--- Start Task input ---

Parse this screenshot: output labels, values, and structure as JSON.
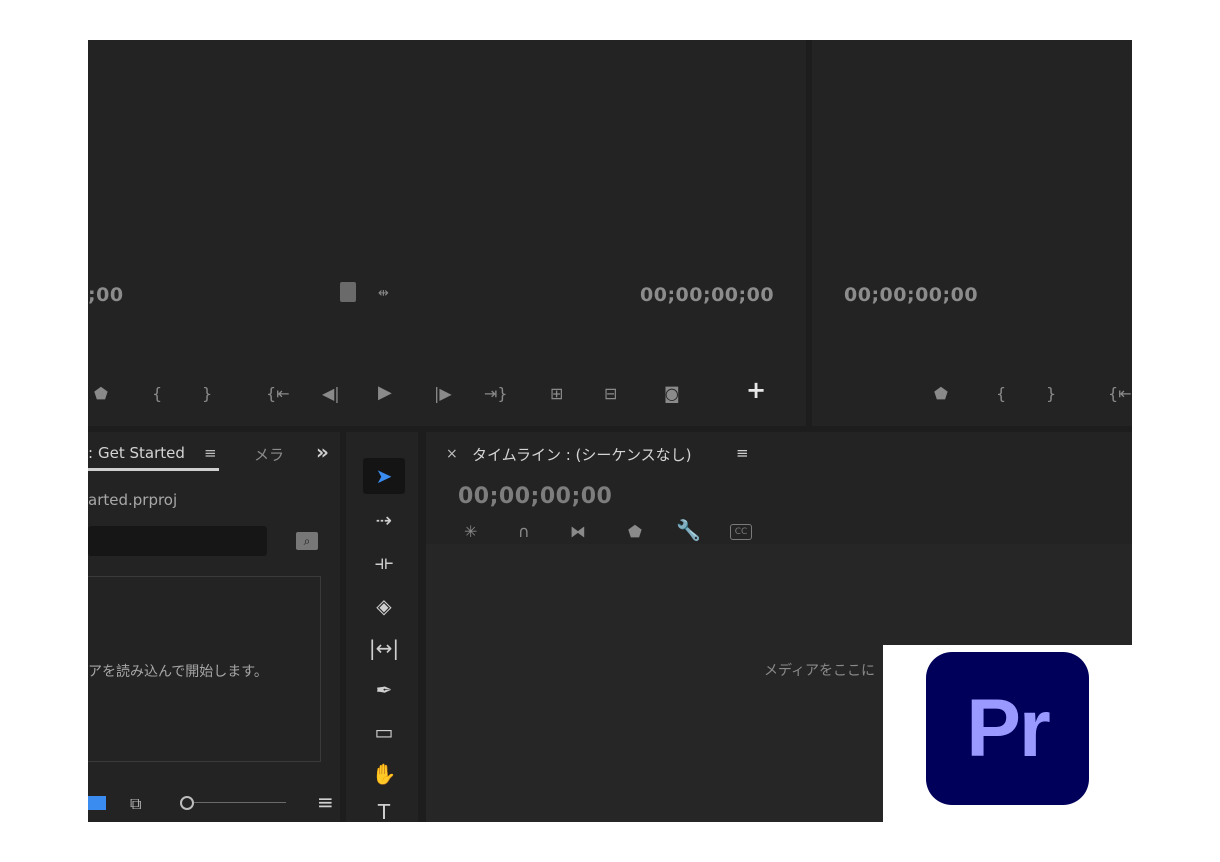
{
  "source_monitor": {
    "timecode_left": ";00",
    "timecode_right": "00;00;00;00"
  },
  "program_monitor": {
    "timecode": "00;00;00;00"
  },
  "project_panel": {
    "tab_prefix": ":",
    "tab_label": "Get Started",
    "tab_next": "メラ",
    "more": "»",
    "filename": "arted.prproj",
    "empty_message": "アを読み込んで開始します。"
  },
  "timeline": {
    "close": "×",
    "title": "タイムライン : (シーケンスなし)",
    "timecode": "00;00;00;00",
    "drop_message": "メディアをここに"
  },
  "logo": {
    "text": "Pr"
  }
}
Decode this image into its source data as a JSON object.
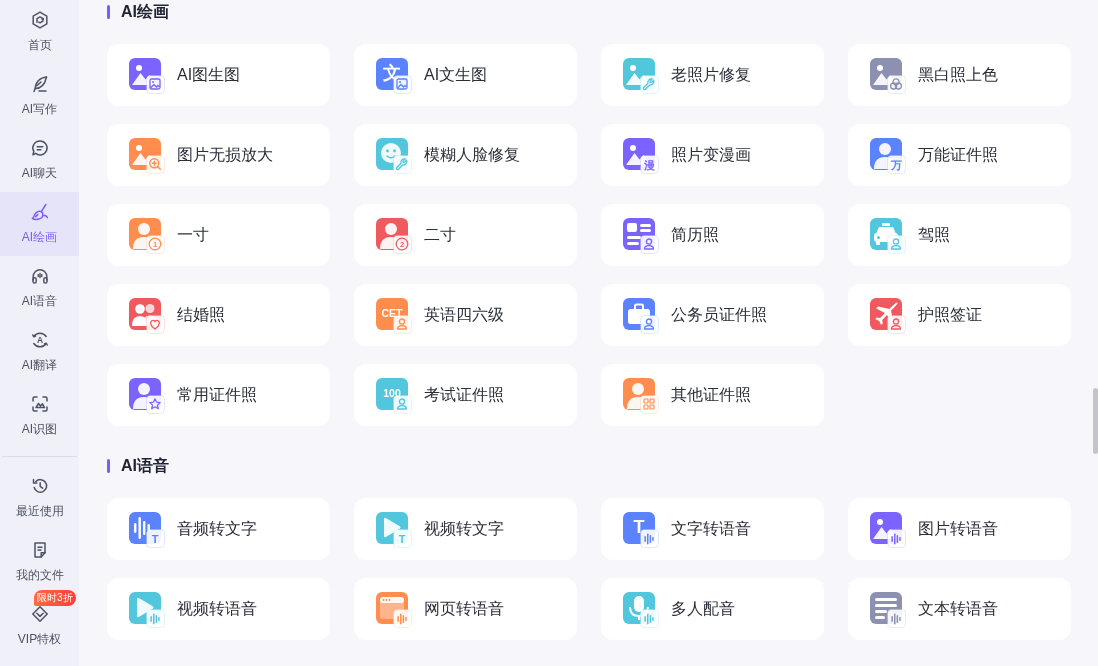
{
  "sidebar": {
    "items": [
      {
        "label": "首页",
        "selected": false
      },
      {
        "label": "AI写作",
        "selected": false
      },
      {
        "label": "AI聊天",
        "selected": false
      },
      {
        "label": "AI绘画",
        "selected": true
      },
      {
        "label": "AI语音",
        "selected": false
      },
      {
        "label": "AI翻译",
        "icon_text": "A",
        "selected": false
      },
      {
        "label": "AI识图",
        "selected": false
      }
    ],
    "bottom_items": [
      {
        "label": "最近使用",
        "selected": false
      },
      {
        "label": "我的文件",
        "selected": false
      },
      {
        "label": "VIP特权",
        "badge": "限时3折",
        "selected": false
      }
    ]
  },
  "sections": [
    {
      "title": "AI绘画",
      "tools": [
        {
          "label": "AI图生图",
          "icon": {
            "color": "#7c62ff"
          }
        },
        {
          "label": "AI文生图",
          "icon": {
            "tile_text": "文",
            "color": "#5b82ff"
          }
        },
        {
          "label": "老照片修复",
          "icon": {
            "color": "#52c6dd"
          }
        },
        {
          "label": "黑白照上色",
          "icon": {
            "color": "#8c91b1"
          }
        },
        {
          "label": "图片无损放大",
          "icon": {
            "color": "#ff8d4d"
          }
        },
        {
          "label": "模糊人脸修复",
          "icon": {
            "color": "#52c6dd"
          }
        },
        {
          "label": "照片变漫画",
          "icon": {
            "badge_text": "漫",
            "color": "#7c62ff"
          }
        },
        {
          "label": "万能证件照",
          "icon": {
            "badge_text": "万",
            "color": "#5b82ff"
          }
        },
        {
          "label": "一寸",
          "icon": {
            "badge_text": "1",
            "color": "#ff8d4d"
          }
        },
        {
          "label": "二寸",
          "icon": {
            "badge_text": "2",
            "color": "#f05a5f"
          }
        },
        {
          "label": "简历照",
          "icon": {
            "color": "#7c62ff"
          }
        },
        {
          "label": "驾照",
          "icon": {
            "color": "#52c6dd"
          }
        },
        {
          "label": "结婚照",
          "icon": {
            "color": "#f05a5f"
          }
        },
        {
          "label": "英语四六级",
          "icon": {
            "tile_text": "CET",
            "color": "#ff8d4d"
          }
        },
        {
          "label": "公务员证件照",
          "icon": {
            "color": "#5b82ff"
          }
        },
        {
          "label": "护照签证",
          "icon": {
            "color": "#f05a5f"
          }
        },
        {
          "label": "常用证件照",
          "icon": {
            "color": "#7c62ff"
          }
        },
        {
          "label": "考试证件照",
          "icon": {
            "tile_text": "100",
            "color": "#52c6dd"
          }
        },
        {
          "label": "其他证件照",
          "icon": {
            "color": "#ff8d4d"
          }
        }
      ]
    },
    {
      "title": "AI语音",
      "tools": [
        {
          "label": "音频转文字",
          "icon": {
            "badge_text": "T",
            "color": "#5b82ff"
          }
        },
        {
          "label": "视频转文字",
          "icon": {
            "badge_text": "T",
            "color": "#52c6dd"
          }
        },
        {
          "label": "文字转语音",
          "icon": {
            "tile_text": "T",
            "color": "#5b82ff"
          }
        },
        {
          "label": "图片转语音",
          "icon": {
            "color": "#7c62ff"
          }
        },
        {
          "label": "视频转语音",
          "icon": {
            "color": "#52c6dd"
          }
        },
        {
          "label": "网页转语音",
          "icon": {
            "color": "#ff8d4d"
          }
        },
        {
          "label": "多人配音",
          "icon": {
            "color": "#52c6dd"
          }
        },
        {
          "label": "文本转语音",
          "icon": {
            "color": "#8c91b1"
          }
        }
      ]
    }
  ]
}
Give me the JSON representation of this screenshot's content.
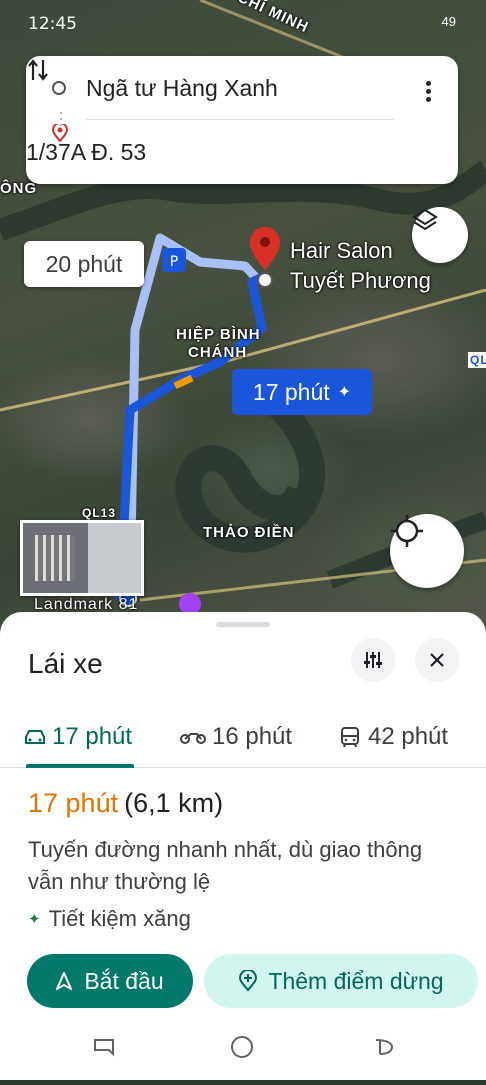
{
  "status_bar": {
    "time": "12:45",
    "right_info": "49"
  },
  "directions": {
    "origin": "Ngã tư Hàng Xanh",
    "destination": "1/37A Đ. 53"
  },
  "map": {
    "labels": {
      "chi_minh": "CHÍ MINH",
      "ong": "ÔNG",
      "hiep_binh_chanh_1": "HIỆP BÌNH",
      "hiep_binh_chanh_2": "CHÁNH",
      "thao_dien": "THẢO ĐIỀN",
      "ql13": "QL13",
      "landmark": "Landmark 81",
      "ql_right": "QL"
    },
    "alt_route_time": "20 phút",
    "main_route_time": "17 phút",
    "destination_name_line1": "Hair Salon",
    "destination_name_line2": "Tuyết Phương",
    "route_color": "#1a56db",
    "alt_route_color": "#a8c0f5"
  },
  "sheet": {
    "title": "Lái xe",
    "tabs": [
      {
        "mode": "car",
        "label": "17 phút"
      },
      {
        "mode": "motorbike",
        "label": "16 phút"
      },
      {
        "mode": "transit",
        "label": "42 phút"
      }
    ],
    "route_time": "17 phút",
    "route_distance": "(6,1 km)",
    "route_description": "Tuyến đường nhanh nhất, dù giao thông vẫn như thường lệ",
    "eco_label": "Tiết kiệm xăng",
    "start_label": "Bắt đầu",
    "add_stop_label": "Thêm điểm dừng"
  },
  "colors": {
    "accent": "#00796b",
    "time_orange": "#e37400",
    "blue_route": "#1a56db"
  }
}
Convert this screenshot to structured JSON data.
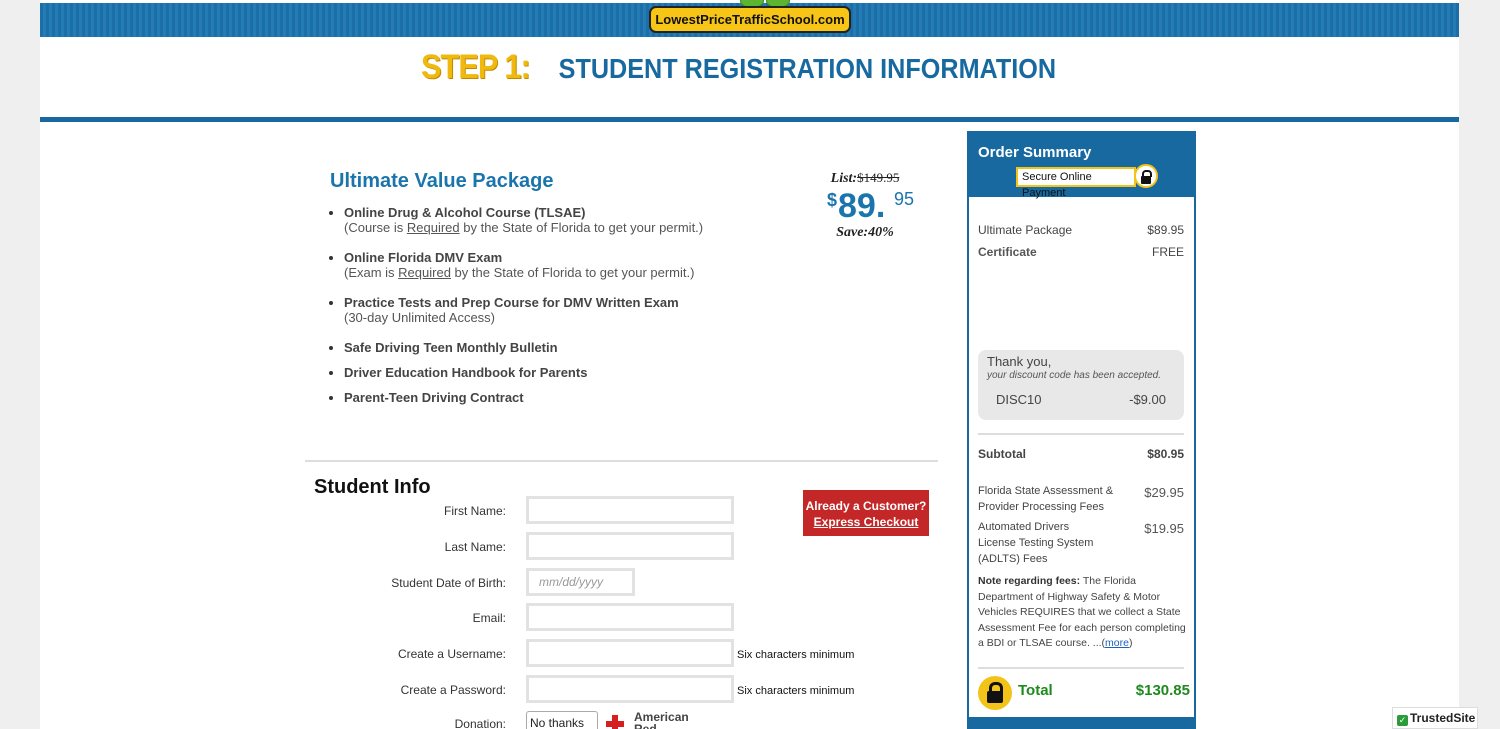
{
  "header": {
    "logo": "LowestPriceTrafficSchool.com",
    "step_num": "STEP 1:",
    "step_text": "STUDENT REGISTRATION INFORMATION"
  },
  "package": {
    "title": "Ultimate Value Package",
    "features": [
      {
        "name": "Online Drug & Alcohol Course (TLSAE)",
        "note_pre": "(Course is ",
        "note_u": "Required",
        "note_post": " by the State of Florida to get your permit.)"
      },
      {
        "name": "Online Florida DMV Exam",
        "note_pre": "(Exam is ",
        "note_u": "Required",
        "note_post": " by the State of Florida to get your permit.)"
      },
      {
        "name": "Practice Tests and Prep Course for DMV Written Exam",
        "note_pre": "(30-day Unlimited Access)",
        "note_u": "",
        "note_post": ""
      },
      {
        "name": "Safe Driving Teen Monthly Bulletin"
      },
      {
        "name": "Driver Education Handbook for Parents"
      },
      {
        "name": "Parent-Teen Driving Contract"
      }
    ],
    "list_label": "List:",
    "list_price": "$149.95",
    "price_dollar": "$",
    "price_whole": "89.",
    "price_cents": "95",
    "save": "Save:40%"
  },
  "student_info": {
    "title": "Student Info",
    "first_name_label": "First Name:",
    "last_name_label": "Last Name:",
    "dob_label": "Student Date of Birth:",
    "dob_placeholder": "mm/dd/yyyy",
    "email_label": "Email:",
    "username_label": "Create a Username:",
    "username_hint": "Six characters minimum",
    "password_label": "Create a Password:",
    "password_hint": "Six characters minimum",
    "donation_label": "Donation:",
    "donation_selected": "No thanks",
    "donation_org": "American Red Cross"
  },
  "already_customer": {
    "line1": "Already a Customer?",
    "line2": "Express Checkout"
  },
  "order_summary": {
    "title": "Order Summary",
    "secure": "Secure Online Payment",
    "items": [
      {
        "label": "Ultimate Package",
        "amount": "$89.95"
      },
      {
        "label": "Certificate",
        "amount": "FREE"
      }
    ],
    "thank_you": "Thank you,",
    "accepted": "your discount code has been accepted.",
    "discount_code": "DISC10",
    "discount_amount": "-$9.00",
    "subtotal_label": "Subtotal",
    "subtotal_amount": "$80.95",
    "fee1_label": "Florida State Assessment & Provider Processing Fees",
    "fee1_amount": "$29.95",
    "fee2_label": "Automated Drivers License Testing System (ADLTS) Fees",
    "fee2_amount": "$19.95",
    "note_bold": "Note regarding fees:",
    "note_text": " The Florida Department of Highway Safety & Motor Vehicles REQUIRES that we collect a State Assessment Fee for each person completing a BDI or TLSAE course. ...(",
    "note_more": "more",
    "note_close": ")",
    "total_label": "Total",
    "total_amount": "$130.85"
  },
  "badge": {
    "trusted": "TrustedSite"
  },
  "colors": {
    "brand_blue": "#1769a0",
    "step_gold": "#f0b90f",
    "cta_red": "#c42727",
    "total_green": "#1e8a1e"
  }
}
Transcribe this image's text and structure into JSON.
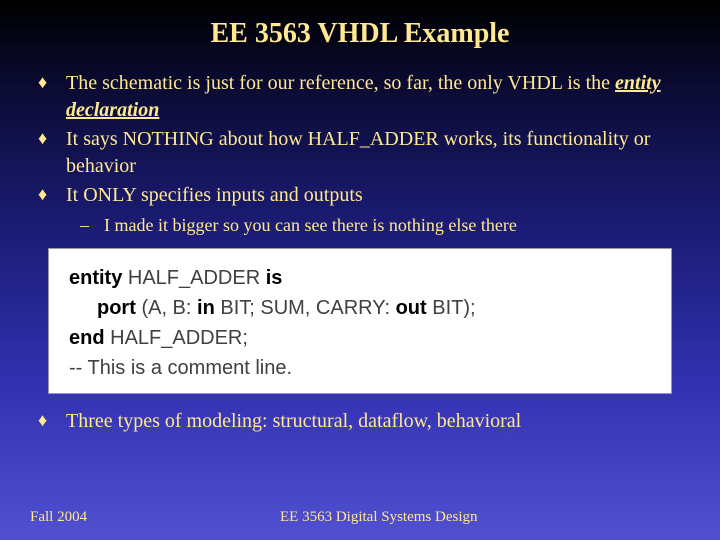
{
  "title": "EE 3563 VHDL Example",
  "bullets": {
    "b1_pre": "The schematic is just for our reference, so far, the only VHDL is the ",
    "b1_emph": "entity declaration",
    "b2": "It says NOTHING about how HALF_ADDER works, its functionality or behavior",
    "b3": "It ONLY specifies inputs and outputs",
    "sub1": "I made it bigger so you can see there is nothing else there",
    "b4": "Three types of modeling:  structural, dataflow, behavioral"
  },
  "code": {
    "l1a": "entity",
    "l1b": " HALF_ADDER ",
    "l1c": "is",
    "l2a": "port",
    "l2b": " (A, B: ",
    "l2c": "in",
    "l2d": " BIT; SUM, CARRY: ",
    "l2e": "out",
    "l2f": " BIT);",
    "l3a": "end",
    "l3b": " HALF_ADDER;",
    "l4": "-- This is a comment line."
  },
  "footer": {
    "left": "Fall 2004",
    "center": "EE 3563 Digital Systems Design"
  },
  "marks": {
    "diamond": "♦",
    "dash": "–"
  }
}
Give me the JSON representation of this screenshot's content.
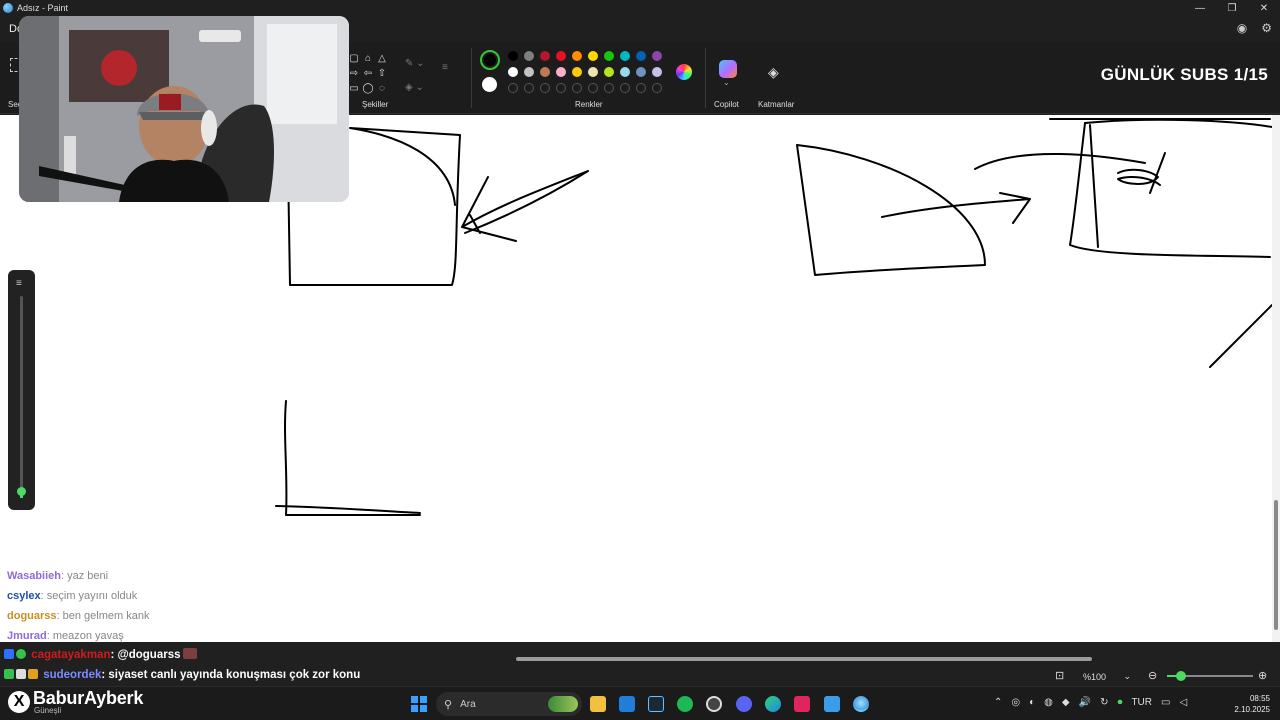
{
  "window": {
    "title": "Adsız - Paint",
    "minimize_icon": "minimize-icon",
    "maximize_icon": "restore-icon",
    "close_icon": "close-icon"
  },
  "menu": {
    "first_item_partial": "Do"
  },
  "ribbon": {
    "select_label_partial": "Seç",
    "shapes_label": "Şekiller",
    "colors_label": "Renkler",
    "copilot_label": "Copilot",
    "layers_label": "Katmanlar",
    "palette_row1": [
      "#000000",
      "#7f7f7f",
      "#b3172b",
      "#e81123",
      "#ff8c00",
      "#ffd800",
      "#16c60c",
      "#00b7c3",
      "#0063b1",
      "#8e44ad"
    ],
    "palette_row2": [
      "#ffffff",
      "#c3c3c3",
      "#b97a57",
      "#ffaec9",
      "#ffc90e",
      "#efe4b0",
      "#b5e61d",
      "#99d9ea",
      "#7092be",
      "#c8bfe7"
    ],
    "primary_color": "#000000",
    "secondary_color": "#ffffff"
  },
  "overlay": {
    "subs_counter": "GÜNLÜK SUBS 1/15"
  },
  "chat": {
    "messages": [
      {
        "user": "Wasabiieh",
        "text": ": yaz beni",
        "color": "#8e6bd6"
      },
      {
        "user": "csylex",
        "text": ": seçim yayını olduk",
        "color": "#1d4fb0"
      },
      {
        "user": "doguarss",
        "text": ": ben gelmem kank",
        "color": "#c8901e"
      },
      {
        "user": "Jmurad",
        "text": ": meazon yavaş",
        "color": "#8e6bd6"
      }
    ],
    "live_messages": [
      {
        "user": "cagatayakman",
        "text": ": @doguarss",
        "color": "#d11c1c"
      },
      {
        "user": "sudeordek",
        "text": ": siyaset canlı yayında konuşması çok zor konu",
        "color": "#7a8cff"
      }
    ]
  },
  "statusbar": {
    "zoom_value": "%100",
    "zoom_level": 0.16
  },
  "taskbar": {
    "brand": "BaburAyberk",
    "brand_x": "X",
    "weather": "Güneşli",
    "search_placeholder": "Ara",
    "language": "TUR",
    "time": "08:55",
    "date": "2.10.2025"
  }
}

--- End Task input ---

● Aim of the exercise: Collect each line of the entries that has the word "labels", copying it in full.

● Solution for this task:
Parse this screenshot: output labels, values, and structure as JSON.
    "labels": {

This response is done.